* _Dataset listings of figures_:
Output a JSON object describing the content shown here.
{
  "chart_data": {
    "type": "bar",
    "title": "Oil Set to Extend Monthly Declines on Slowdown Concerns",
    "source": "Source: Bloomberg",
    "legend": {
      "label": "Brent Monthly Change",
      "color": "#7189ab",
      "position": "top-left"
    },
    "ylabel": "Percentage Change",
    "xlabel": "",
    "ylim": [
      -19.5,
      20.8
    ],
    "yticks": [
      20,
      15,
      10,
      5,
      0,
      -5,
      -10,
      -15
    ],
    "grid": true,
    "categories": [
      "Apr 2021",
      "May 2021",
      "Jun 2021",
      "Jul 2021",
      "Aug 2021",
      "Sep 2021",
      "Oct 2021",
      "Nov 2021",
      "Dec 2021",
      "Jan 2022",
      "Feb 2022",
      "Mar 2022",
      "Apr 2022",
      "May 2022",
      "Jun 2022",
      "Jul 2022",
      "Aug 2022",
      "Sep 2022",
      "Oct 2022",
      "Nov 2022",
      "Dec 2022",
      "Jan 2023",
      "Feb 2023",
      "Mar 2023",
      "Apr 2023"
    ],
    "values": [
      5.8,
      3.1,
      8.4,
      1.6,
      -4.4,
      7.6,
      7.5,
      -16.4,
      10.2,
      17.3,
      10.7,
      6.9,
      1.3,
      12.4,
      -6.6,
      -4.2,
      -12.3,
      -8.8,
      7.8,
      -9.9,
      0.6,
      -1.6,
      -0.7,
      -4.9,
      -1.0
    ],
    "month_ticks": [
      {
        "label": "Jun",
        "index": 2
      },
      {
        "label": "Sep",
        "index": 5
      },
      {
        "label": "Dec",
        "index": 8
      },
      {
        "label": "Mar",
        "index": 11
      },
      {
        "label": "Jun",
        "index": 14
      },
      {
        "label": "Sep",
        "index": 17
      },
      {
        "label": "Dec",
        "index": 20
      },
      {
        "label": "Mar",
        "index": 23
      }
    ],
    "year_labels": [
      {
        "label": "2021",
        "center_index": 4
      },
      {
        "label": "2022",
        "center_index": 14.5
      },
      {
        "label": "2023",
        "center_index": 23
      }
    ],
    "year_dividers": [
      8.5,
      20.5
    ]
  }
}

* _Problem statement_: Every record shown above must be echoed exactly.

* _Exercise result_:
Output a JSON object describing the content shown here.
{
  "chart_data": {
    "type": "bar",
    "title": "Oil Set to Extend Monthly Declines on Slowdown Concerns",
    "source": "Source: Bloomberg",
    "legend": {
      "label": "Brent Monthly Change",
      "color": "#7189ab",
      "position": "top-left"
    },
    "ylabel": "Percentage Change",
    "xlabel": "",
    "ylim": [
      -19.5,
      20.8
    ],
    "yticks": [
      20,
      15,
      10,
      5,
      0,
      -5,
      -10,
      -15
    ],
    "grid": true,
    "categories": [
      "Apr 2021",
      "May 2021",
      "Jun 2021",
      "Jul 2021",
      "Aug 2021",
      "Sep 2021",
      "Oct 2021",
      "Nov 2021",
      "Dec 2021",
      "Jan 2022",
      "Feb 2022",
      "Mar 2022",
      "Apr 2022",
      "May 2022",
      "Jun 2022",
      "Jul 2022",
      "Aug 2022",
      "Sep 2022",
      "Oct 2022",
      "Nov 2022",
      "Dec 2022",
      "Jan 2023",
      "Feb 2023",
      "Mar 2023",
      "Apr 2023"
    ],
    "values": [
      5.8,
      3.1,
      8.4,
      1.6,
      -4.4,
      7.6,
      7.5,
      -16.4,
      10.2,
      17.3,
      10.7,
      6.9,
      1.3,
      12.4,
      -6.6,
      -4.2,
      -12.3,
      -8.8,
      7.8,
      -9.9,
      0.6,
      -1.6,
      -0.7,
      -4.9,
      -1.0
    ],
    "month_ticks": [
      {
        "label": "Jun",
        "index": 2
      },
      {
        "label": "Sep",
        "index": 5
      },
      {
        "label": "Dec",
        "index": 8
      },
      {
        "label": "Mar",
        "index": 11
      },
      {
        "label": "Jun",
        "index": 14
      },
      {
        "label": "Sep",
        "index": 17
      },
      {
        "label": "Dec",
        "index": 20
      },
      {
        "label": "Mar",
        "index": 23
      }
    ],
    "year_labels": [
      {
        "label": "2021",
        "center_index": 4
      },
      {
        "label": "2022",
        "center_index": 14.5
      },
      {
        "label": "2023",
        "center_index": 23
      }
    ],
    "year_dividers": [
      8.5,
      20.5
    ]
  }
}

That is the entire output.